--- Given instruction ---
Collect from the data below each line with "times".
• • • • • • •
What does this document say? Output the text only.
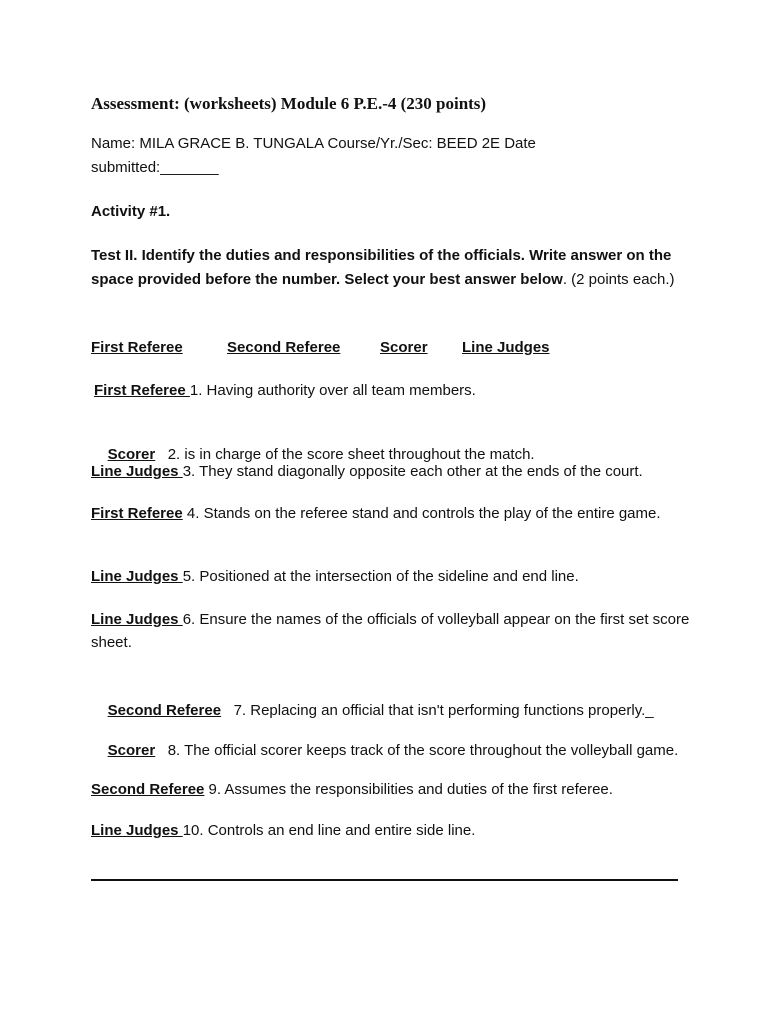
Assessment: (worksheets) Module 6 P.E.-4 (230 points)
Name: MILA GRACE B. TUNGALA Course/Yr./Sec: BEED 2E Date
submitted:_______
Activity #1.
Test II. Identify the duties and responsibilities of the officials. Write answer on the space provided before the number. Select your best answer below. (2 points each.)
First Referee	Second Referee	Scorer Line Judges
First Referee 1. Having authority over all team members.

Scorer   2. is in charge of the score sheet throughout the match.

Line Judges 3. They stand diagonally opposite each other at the ends of the court.
First Referee 4. Stands on the referee stand and controls the play of the entire game.
Line Judges 5. Positioned at the intersection of the sideline and end line.
Line Judges 6. Ensure the names of the officials of volleyball appear on the first set score sheet.

Second Referee   7. Replacing an official that isn't performing functions properly._

Scorer   8. The official scorer keeps track of the score throughout the volleyball game.

Second Referee 9. Assumes the responsibilities and duties of the first referee.
Line Judges 10. Controls an end line and entire side line.
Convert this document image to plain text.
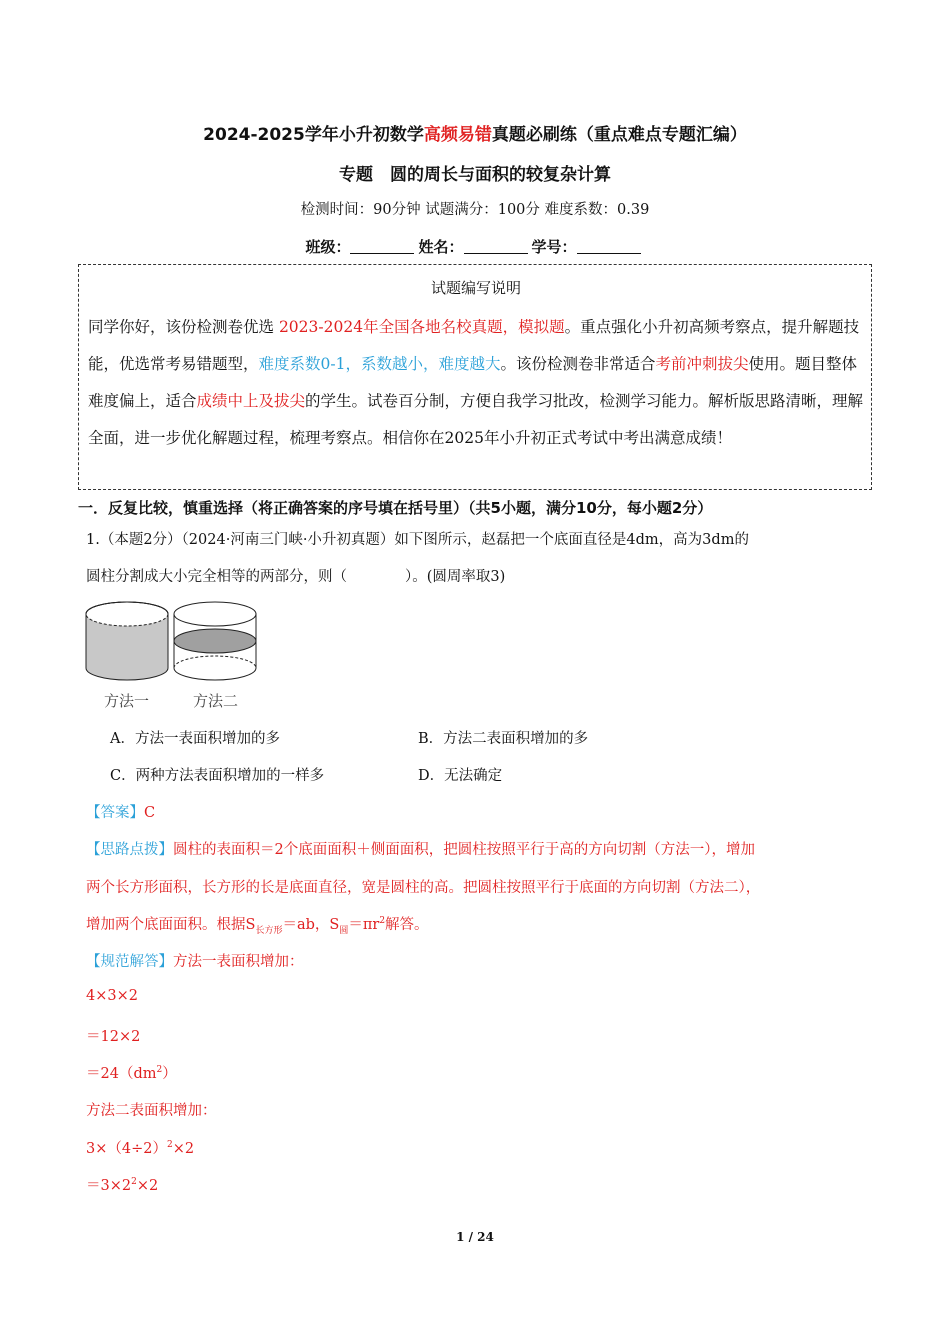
2024-2025学年小升初数学高频易错真题必刷练（重点难点专题汇编）
专题　圆的周长与面积的较复杂计算
检测时间：90分钟 试题满分：100分 难度系数：0.39
班级：	姓名：	学号：
试题编写说明
同学你好，该份检测卷优选 2023-2024年全国各地名校真题，模拟题。重点强化小升初高频考察点，提升解题技能，优选常考易错题型，难度系数0-1，系数越小，难度越大。该份检测卷非常适合考前冲刺拔尖使用。题目整体难度偏上，适合成绩中上及拔尖的学生。试卷百分制，方便自我学习批改，检测学习能力。解析版思路清晰，理解全面，进一步优化解题过程，梳理考察点。相信你在2025年小升初正式考试中考出满意成绩！
一．反复比较，慎重选择（将正确答案的序号填在括号里）（共5小题，满分10分，每小题2分）
1.（本题2分）（2024·河南三门峡·小升初真题）如下图所示，赵磊把一个底面直径是4dm，高为3dm的
圆柱分割成大小完全相等的两部分，则（　　　　）。(圆周率取3)
方法一	方法二
A．方法一表面积增加的多	B．方法二表面积增加的多
C．两种方法表面积增加的一样多	D．无法确定
【答案】C
【思路点拨】圆柱的表面积＝2个底面面积＋侧面面积，把圆柱按照平行于高的方向切割（方法一），增加
两个长方形面积，长方形的长是底面直径，宽是圆柱的高。把圆柱按照平行于底面的方向切割（方法二），
增加两个底面面积。根据$S_{长方形}=ab$，$S_圆=\pi r^2$解答。
【规范解答】方法一表面积增加：
4×3×2
＝12×2
$=24(dm^2)$
方法二表面积增加：
$3\times(4\div 2)^2\times 2$
$=3\times 2^2\times 2$
1 / 24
• • • • • • •
--- Result ---
$3\times(4\div 2)^2\times 2$
$=3\times 2^2\times 2$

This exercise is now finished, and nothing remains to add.